Dataset entries
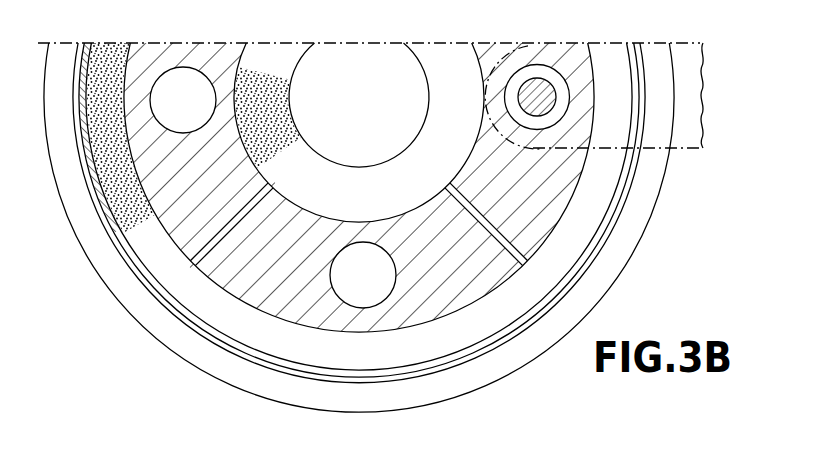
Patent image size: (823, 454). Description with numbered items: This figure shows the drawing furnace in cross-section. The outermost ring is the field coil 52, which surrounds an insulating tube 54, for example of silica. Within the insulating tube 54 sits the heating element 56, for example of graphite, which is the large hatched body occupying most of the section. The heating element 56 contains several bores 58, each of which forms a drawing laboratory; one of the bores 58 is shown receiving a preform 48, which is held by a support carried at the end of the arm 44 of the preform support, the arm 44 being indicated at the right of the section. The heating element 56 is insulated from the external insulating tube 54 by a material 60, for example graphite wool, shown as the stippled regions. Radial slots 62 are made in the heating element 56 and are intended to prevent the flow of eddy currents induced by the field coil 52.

The arm 44 is at (702, 148).
The preform 48 is at (549, 96).
The field coil 52 is at (131, 296).
The insulating tube 54 is at (88, 50).
The heating element 56 is at (181, 53).
The bores 58 is at (182, 123).
The material 60 is at (110, 48).
The slots 62 is at (453, 186).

* Goal of the exercise
Render each line of the material above as a string in a JSON list, one string per line, skipping blank lines and leaving out the pictures.

* Task answer
[
  "Patent image size: (823, 454). Description with numbered items: This figure shows the drawing furnace in cross-section. The outermost ring is the field coil 52, which surrounds an insulating tube 54, for example of silica. Within the insulating tube 54 sits the heating element 56, for example of graphite, which is the large hatched body occupying most of the section. The heating element 56 contains several bores 58, each of which forms a drawing laboratory; one of the bores 58 is shown receiving a preform 48, which is held by a support carried at the end of the arm 44 of the preform support, the arm 44 being indicated at the right of the section. The heating element 56 is insulated from the external insulating tube 54 by a material 60, for example graphite wool, shown as the stippled regions. Radial slots 62 are made in the heating element 56 and are intended to prevent the flow of eddy currents induced by the field coil 52.",
  "The arm 44 is at (702, 148).",
  "The preform 48 is at (549, 96).",
  "The field coil 52 is at (131, 296).",
  "The insulating tube 54 is at (88, 50).",
  "The heating element 56 is at (181, 53).",
  "The bores 58 is at (182, 123).",
  "The material 60 is at (110, 48).",
  "The slots 62 is at (453, 186)."
]